* _DOCUMENT TEXT_
-=-=-
Source code for scalexi.document_loaders.context_loaders
import pandas as pd
[docs]
class ContextExtractor:
    """
    A class to extract specific columns from a CSV file as pandas Series or DataFrame.
    This class provides methods to read a specified column from a CSV file and return it as either a pandas Series or DataFrame. 
    It's useful for data processing tasks where only specific column data is required from a larger dataset.
    :method from_csv_as_series: Reads a CSV file and returns the specified column as a pandas Series.
    :type from_csv_as_series: method
    :method from_csv_as_df: Reads a CSV file and returns the specified column as a pandas DataFrame.
    :type from_csv_as_df: method
    """
[docs]
    def from_csv_as_series(self, csv_file_path, column_name="context", encoding="utf-8"):
        """
        Reads a CSV file and returns the specified column as a pandas Series.
        This method is designed to extract a single column from a CSV file and present it as a pandas Series, 
        which can be useful for further data analysis or processing.
        :param csv_file_path: The path to the CSV file.
        :type csv_file_path: str
        :param column_name: The name of the column to extract. Default is "context".
        :type column_name: str, optional
        :param encoding: The encoding of the CSV file. Default is "utf-8".
        :type encoding: str, optional
        :return: The specified column as a pandas Series.
        :rtype: pandas.Series
        :raises FileNotFoundError: If the CSV file does not exist.
        :raises ValueError: If the specified column does not exist in the CSV.
        :raises Exception: For any other exceptions that may occur.
        :example:
        ::
            >>> extractor = ContextExtractor()
            >>> series = extractor.from_csv_as_series("data.csv", "context")
        """
        try:
            df = pd.read_csv(csv_file_path, encoding=encoding)
-=-=-
* _SUPPLIED DATA_
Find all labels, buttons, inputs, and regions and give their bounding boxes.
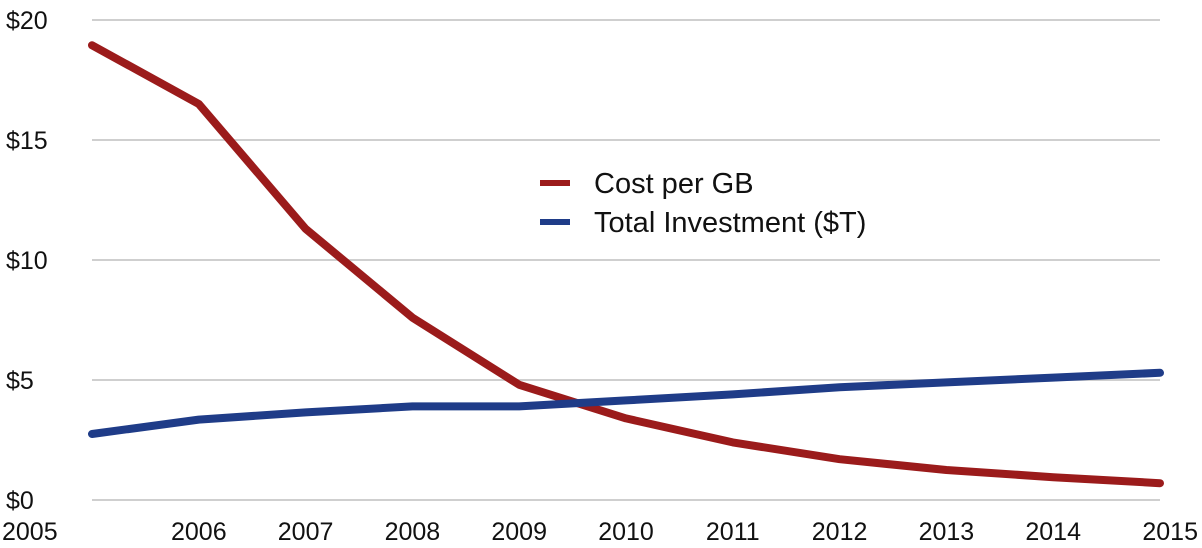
-=-=-
* _EXERCISE GOAL_
Please output the stretch of the context loader source code from "Source code for" through "a pandas DataFrame.", copied character for character.

* _ANSWER TO THE TASK_
Source code for scalexi.document_loaders.context_loaders
import pandas as pd
[docs]
class ContextExtractor:
    """
    A class to extract specific columns from a CSV file as pandas Series or DataFrame.
    This class provides methods to read a specified column from a CSV file and return it as either a pandas Series or DataFrame. 
    It's useful for data processing tasks where only specific column data is required from a larger dataset.
    :method from_csv_as_series: Reads a CSV file and returns the specified column as a pandas Series.
    :type from_csv_as_series: method
    :method from_csv_as_df: Reads a CSV file and returns the specified column as a pandas DataFrame.